((
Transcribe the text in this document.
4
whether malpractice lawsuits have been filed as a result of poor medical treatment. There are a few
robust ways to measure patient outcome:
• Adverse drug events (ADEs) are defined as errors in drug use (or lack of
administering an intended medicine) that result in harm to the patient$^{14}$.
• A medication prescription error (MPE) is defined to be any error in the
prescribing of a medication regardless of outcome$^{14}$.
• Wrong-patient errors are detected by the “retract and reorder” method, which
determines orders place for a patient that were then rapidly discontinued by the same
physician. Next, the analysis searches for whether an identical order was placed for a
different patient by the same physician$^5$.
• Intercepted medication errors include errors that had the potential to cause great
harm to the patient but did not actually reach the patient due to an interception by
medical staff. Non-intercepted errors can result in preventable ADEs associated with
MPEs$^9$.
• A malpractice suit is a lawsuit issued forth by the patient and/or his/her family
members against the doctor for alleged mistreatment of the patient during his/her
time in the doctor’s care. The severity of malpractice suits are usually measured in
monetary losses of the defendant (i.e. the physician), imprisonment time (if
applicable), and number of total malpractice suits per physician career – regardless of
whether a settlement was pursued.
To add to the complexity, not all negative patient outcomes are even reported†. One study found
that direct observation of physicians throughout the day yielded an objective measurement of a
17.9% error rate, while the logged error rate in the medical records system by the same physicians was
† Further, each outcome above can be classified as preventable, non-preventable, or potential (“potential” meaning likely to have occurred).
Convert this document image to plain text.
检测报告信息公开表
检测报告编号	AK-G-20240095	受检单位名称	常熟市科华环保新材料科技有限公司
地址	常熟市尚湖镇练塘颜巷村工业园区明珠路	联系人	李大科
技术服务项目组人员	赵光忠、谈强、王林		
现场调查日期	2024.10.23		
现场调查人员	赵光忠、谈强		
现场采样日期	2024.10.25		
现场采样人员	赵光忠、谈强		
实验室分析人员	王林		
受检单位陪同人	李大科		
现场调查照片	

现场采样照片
))
_Task to carry out:_ Write out all of the records above exactly as they appear.

_Output for this exercise:_
Transcribe the text in this document.
4
whether malpractice lawsuits have been filed as a result of poor medical treatment. There are a few
robust ways to measure patient outcome:
• Adverse drug events (ADEs) are defined as errors in drug use (or lack of
administering an intended medicine) that result in harm to the patient$^{14}$.
• A medication prescription error (MPE) is defined to be any error in the
prescribing of a medication regardless of outcome$^{14}$.
• Wrong-patient errors are detected by the “retract and reorder” method, which
determines orders place for a patient that were then rapidly discontinued by the same
physician. Next, the analysis searches for whether an identical order was placed for a
different patient by the same physician$^5$.
• Intercepted medication errors include errors that had the potential to cause great
harm to the patient but did not actually reach the patient due to an interception by
medical staff. Non-intercepted errors can result in preventable ADEs associated with
MPEs$^9$.
• A malpractice suit is a lawsuit issued forth by the patient and/or his/her family
members against the doctor for alleged mistreatment of the patient during his/her
time in the doctor’s care. The severity of malpractice suits are usually measured in
monetary losses of the defendant (i.e. the physician), imprisonment time (if
applicable), and number of total malpractice suits per physician career – regardless of
whether a settlement was pursued.
To add to the complexity, not all negative patient outcomes are even reported†. One study found
that direct observation of physicians throughout the day yielded an objective measurement of a
17.9% error rate, while the logged error rate in the medical records system by the same physicians was
† Further, each outcome above can be classified as preventable, non-preventable, or potential (“potential” meaning likely to have occurred).
Convert this document image to plain text.
检测报告信息公开表
检测报告编号	AK-G-20240095	受检单位名称	常熟市科华环保新材料科技有限公司
地址	常熟市尚湖镇练塘颜巷村工业园区明珠路	联系人	李大科
技术服务项目组人员	赵光忠、谈强、王林		
现场调查日期	2024.10.23		
现场调查人员	赵光忠、谈强		
现场采样日期	2024.10.25		
现场采样人员	赵光忠、谈强		
实验室分析人员	王林		
受检单位陪同人	李大科		
现场调查照片	

现场采样照片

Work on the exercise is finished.